**Data listing:**
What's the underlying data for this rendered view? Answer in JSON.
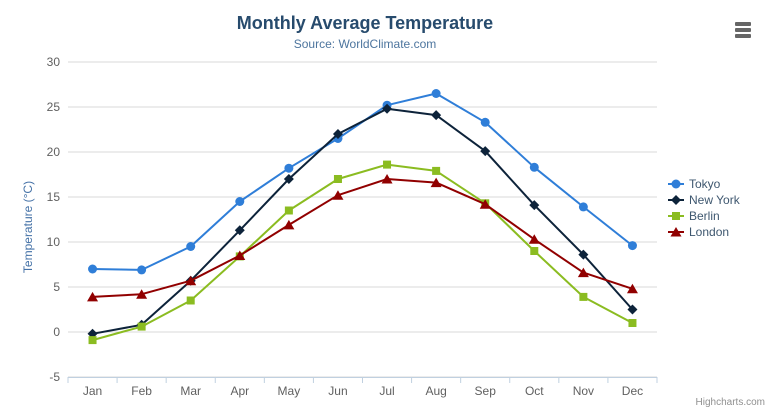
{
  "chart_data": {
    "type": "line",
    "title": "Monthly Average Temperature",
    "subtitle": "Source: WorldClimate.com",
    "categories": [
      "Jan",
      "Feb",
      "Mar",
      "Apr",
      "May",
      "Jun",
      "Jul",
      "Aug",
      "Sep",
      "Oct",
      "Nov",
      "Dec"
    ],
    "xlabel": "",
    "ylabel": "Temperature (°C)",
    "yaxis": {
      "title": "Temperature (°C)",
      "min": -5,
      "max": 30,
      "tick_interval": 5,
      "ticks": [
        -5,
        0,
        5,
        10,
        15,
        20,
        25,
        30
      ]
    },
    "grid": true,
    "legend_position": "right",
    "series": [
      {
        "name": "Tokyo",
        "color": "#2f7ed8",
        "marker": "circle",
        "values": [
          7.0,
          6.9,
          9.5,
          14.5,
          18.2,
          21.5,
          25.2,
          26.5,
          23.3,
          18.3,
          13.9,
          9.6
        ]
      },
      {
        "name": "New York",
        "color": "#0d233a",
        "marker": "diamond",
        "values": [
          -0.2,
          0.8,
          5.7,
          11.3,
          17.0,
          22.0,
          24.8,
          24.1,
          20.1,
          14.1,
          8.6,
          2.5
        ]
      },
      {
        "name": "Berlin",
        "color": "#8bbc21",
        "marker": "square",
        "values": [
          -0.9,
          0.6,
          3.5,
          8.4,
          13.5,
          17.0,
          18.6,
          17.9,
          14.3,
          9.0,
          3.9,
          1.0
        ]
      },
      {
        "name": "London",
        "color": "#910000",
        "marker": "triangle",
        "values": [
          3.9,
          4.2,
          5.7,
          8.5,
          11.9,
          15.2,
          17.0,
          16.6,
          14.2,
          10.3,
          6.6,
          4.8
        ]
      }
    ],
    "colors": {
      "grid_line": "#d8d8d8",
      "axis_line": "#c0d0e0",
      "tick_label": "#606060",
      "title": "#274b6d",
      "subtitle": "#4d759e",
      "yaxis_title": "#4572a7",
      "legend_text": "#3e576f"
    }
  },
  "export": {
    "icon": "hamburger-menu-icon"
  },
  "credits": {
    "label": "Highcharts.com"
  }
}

==

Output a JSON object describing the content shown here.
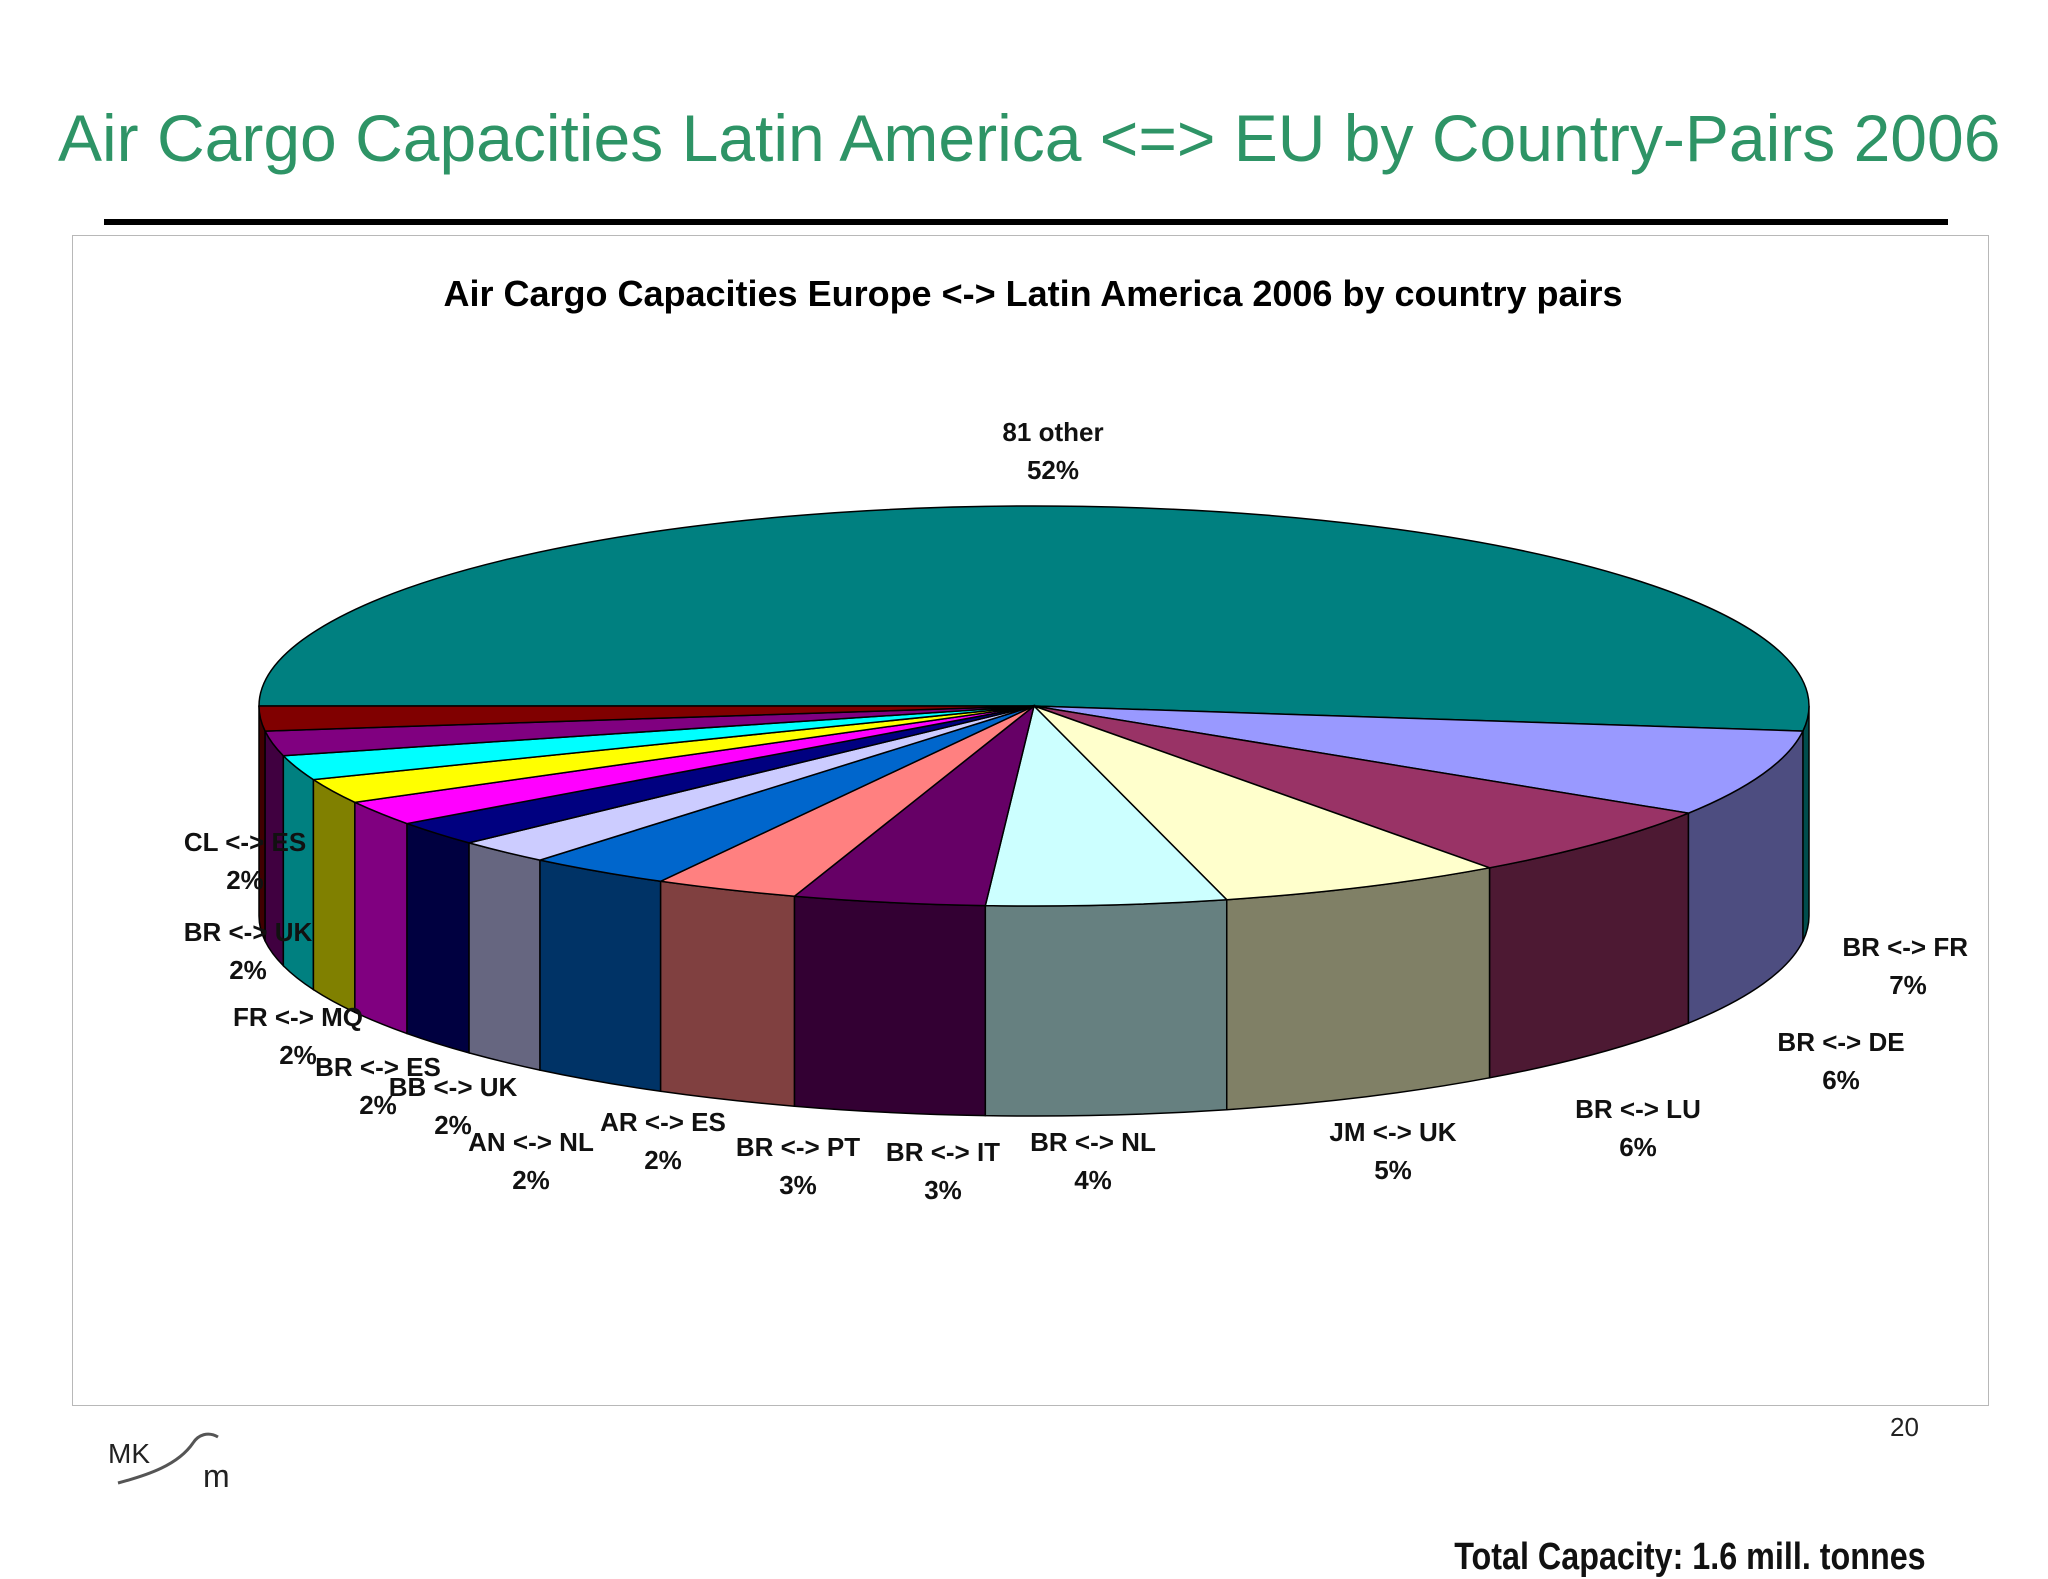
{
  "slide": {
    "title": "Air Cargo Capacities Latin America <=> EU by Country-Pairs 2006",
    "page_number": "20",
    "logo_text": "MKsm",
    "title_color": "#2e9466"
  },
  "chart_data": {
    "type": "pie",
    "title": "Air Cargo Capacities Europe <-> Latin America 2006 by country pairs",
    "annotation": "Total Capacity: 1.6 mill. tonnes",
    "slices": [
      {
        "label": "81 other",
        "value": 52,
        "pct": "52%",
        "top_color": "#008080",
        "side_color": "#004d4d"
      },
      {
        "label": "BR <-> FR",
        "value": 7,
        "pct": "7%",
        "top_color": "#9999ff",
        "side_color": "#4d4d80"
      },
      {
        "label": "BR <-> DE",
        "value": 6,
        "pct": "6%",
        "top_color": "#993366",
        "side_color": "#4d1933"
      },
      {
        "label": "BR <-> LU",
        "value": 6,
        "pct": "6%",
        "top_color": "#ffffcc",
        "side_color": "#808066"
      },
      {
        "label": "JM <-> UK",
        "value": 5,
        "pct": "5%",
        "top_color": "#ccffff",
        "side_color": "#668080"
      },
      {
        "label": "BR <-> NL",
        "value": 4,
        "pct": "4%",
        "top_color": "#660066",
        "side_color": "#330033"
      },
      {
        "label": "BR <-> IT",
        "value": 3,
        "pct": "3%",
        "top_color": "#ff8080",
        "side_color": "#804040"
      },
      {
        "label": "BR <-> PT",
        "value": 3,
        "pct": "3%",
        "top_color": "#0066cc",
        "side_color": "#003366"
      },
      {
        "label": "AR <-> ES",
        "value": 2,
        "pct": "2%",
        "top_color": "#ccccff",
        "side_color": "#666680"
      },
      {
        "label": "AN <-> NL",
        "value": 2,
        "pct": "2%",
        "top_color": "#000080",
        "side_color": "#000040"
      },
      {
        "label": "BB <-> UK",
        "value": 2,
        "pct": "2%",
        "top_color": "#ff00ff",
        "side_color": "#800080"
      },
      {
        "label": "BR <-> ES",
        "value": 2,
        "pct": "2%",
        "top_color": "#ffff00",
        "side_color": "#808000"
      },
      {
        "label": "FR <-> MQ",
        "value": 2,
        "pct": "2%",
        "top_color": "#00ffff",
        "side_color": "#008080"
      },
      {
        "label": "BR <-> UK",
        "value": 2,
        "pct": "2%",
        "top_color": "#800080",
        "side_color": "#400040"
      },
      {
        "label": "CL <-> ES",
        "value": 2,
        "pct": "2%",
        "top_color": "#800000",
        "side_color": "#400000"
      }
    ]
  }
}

---

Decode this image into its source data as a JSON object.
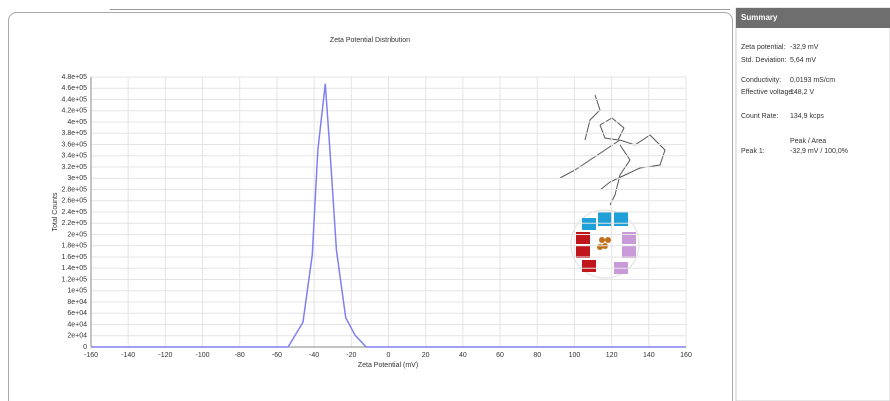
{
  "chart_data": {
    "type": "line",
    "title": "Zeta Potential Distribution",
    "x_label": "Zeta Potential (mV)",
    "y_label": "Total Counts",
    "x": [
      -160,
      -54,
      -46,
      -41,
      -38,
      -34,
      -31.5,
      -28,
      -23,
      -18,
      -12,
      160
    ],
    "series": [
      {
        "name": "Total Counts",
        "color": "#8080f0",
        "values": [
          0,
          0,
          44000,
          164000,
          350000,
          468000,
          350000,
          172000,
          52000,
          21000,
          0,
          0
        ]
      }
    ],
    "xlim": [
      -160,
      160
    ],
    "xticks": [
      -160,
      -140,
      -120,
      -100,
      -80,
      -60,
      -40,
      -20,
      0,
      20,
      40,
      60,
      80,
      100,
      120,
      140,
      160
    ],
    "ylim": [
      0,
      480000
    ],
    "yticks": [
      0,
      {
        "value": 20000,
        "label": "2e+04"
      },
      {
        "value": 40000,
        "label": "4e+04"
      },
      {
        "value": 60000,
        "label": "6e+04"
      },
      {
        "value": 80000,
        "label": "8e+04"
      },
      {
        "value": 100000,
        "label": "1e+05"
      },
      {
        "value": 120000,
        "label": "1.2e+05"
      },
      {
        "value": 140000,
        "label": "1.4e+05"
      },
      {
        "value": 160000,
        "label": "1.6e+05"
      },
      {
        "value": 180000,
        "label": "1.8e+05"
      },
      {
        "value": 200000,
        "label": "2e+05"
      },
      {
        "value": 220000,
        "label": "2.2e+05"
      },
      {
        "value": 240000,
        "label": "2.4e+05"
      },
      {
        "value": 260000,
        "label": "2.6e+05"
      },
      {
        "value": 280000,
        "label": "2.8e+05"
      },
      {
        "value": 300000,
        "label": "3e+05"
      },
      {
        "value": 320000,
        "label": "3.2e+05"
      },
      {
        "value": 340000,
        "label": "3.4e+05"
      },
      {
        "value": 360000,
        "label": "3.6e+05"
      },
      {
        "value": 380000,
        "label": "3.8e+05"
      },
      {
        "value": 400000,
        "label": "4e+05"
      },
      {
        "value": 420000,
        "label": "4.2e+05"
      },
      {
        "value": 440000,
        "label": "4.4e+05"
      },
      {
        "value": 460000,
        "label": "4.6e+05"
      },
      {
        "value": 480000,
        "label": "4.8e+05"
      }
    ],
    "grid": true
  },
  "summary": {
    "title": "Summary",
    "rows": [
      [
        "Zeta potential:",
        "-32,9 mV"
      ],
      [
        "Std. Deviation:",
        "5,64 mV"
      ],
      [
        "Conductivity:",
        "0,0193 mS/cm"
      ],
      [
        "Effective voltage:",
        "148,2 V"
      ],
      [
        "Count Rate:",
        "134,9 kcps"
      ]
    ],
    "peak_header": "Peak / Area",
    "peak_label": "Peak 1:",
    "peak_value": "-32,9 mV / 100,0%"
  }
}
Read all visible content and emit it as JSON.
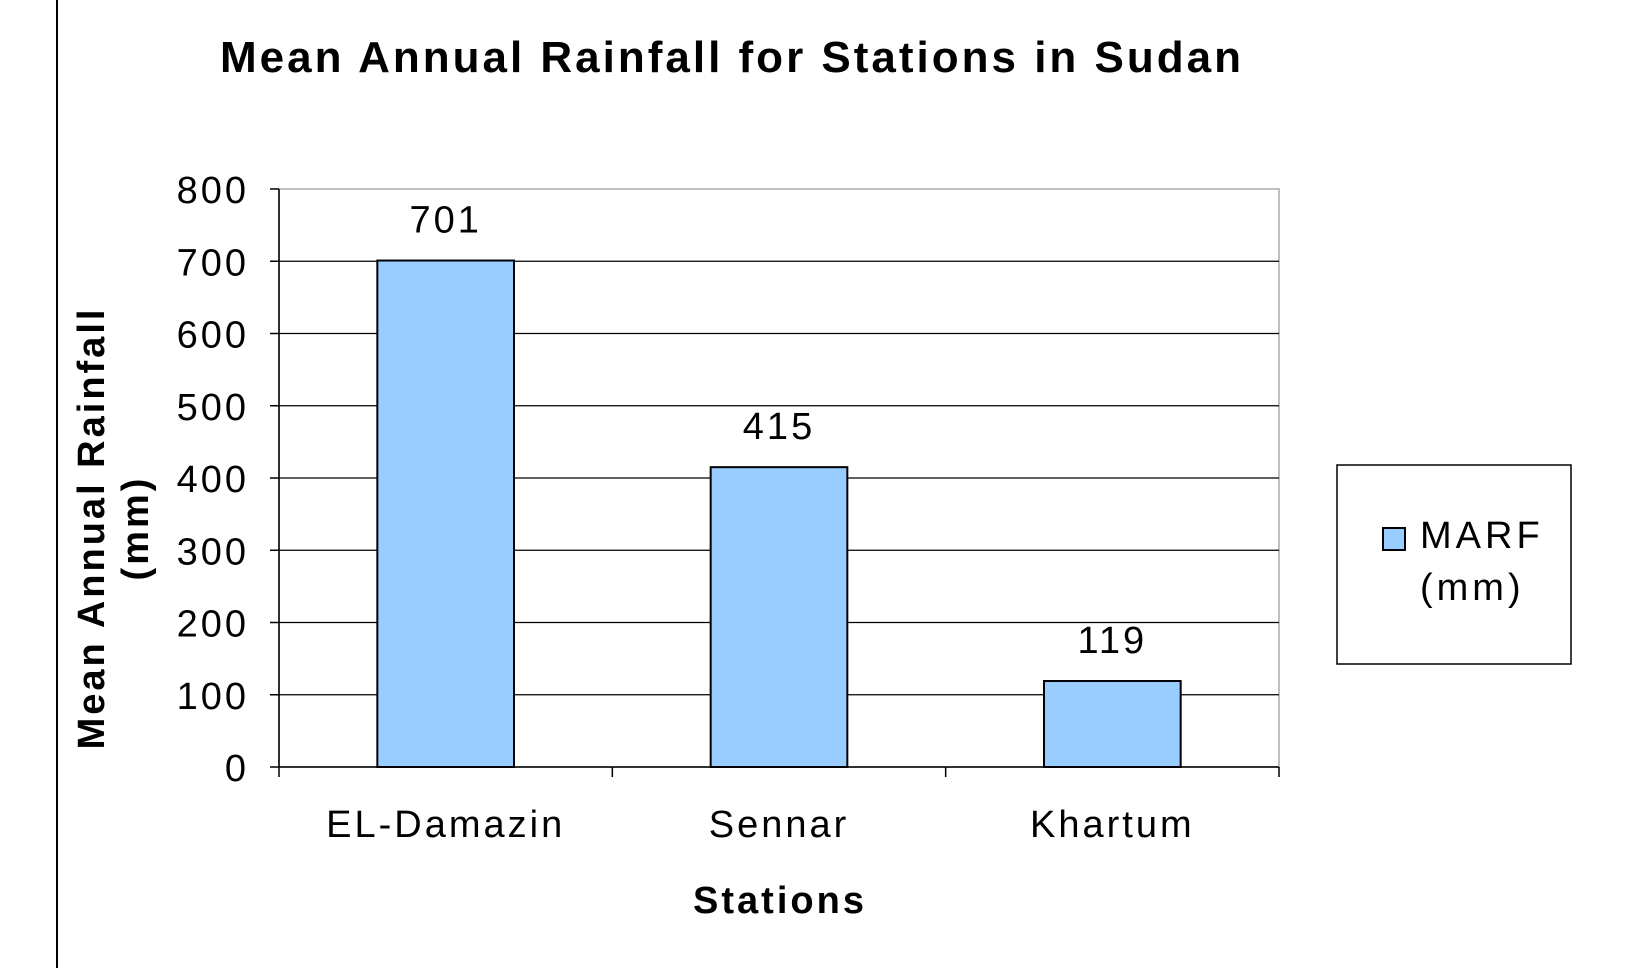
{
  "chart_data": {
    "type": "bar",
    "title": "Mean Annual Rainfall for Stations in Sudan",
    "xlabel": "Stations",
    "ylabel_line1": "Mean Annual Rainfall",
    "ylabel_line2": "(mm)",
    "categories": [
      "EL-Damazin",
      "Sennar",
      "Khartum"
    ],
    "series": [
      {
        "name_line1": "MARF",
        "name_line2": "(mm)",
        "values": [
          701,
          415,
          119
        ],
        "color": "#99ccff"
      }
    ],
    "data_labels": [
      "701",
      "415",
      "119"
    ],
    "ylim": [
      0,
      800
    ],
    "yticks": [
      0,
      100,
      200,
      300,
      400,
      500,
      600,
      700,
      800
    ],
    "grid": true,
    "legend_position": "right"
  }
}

**Aim:** Return each line among the entries that holds the word "Zeta".

**Exercise solution:**
    "title": "Zeta Potential Distribution",
    "x_label": "Zeta Potential (mV)",
        "Zeta potential:",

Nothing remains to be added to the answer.